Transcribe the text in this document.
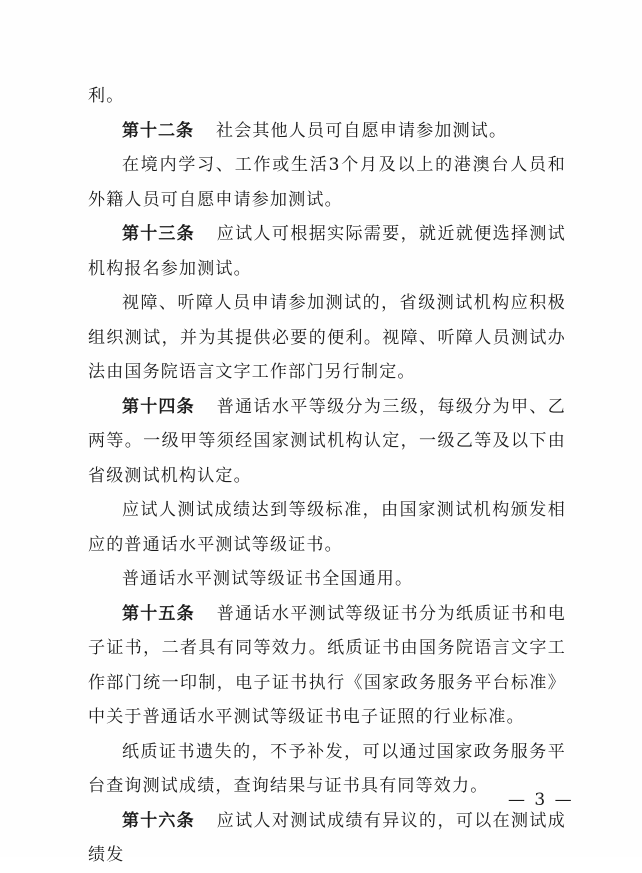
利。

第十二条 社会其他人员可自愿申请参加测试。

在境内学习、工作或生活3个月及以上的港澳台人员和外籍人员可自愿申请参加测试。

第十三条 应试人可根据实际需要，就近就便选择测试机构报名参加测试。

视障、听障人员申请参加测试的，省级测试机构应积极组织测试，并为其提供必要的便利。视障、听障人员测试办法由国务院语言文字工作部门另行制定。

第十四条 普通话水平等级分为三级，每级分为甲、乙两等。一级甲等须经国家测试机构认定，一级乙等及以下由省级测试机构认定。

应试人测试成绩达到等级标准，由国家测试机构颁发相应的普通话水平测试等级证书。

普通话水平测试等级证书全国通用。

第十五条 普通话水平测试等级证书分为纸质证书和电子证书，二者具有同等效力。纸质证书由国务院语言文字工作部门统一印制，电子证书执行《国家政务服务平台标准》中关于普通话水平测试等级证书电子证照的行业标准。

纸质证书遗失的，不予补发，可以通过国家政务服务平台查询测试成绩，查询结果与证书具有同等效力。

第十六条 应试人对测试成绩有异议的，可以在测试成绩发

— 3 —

----

*Aim:*
Except for the pictures, copy every line of the records above exactly.

*Response to the exercise:*
Transcribe the text in this document.
利。

第十二条 社会其他人员可自愿申请参加测试。

在境内学习、工作或生活3个月及以上的港澳台人员和外籍人员可自愿申请参加测试。

第十三条 应试人可根据实际需要，就近就便选择测试机构报名参加测试。

视障、听障人员申请参加测试的，省级测试机构应积极组织测试，并为其提供必要的便利。视障、听障人员测试办法由国务院语言文字工作部门另行制定。

第十四条 普通话水平等级分为三级，每级分为甲、乙两等。一级甲等须经国家测试机构认定，一级乙等及以下由省级测试机构认定。

应试人测试成绩达到等级标准，由国家测试机构颁发相应的普通话水平测试等级证书。

普通话水平测试等级证书全国通用。

第十五条 普通话水平测试等级证书分为纸质证书和电子证书，二者具有同等效力。纸质证书由国务院语言文字工作部门统一印制，电子证书执行《国家政务服务平台标准》中关于普通话水平测试等级证书电子证照的行业标准。

纸质证书遗失的，不予补发，可以通过国家政务服务平台查询测试成绩，查询结果与证书具有同等效力。

第十六条 应试人对测试成绩有异议的，可以在测试成绩发

— 3 —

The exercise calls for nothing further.